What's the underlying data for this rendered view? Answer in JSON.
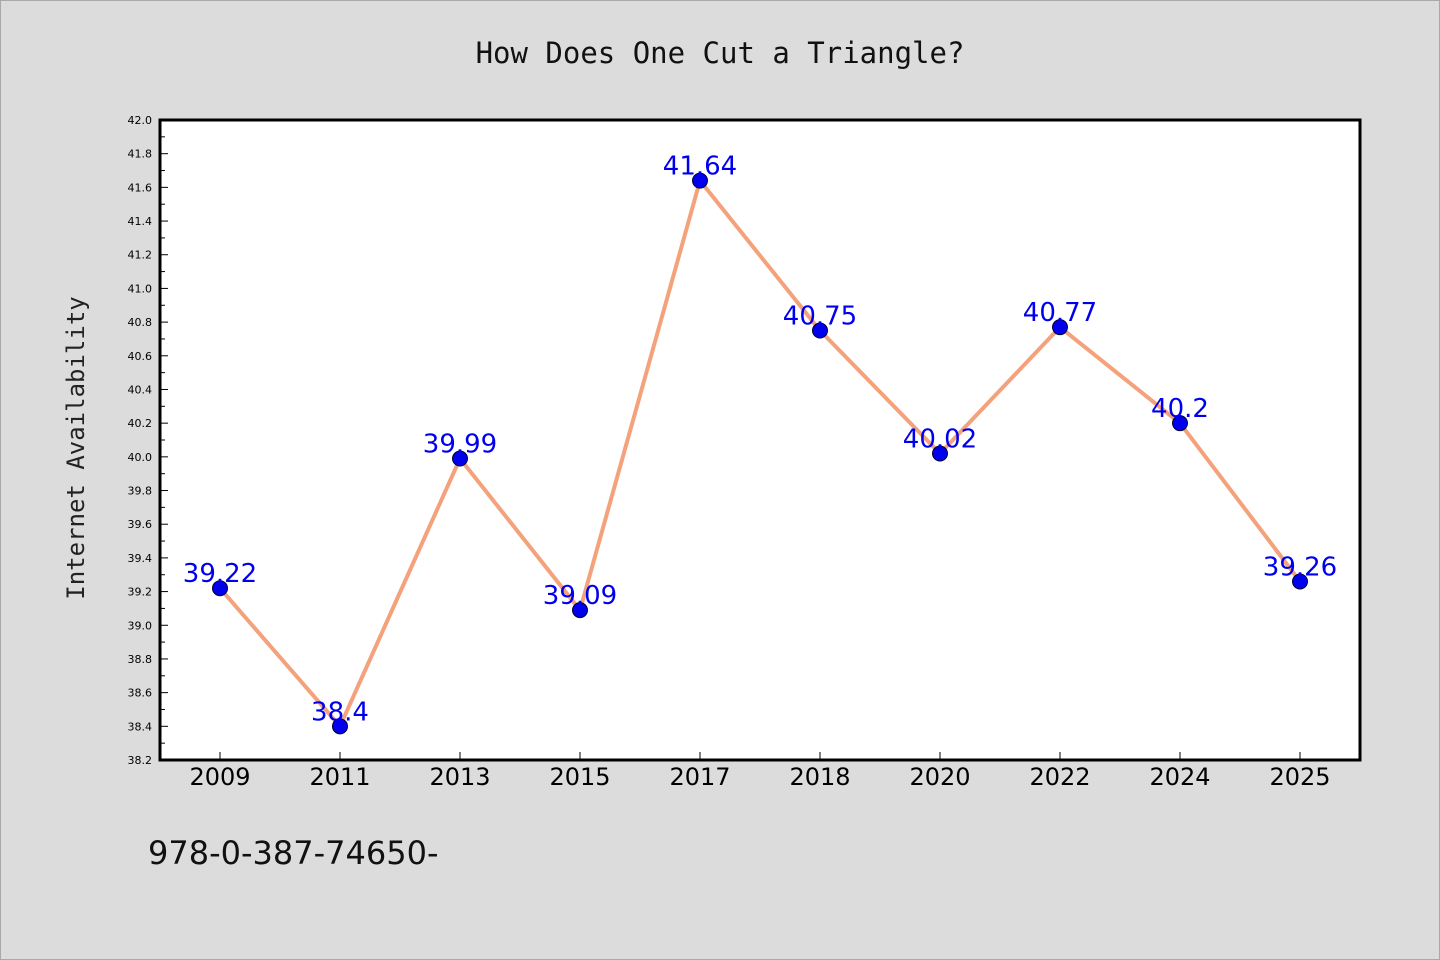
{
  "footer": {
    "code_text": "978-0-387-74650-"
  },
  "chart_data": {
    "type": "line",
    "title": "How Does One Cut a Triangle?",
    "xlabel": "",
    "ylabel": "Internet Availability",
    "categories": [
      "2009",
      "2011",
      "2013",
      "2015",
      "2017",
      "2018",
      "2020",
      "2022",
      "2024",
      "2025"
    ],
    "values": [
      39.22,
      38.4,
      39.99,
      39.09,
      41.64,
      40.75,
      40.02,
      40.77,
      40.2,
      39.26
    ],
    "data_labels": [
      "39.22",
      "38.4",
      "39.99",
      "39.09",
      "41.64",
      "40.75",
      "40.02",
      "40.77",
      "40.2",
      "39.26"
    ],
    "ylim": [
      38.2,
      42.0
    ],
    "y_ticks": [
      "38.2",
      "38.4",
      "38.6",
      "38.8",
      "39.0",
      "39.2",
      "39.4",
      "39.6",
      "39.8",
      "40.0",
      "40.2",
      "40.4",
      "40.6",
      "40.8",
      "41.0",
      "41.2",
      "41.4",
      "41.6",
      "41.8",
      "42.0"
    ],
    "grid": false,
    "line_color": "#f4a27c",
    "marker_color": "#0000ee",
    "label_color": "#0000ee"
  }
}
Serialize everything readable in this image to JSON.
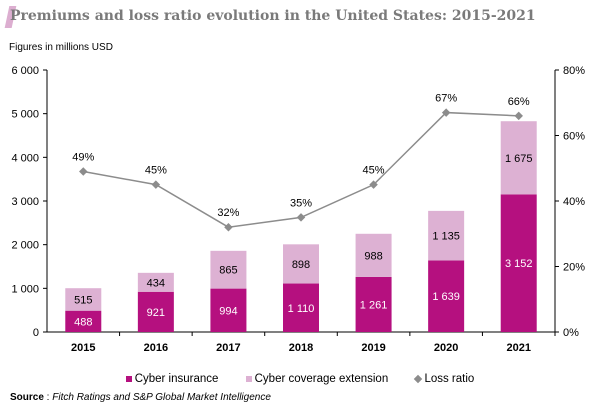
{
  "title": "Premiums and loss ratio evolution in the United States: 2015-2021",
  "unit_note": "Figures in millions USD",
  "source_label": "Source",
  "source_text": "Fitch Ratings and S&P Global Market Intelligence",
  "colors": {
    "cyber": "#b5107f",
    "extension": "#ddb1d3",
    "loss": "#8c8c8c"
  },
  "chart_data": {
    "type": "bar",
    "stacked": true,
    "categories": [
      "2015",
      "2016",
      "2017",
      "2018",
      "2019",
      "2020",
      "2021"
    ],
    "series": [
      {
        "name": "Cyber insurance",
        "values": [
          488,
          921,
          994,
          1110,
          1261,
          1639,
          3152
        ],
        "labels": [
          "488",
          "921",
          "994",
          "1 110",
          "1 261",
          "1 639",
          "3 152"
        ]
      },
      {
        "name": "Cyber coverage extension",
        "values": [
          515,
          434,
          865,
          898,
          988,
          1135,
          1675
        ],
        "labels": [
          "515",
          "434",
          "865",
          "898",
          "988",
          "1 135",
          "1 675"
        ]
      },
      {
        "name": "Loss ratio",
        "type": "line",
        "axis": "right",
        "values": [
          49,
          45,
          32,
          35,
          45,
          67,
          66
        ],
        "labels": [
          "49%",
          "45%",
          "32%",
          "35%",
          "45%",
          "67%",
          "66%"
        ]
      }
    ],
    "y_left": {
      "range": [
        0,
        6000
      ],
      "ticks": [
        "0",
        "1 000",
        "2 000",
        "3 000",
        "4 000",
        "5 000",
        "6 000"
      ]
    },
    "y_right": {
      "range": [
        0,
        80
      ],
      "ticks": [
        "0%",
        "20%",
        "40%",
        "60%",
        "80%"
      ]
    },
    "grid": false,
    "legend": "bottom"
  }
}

+-------+

§ Description of the task
Pull every line containing the word "extension" out of the material.

§ The output
    "extension": "#ddb1d3",
        "name": "Cyber coverage extension",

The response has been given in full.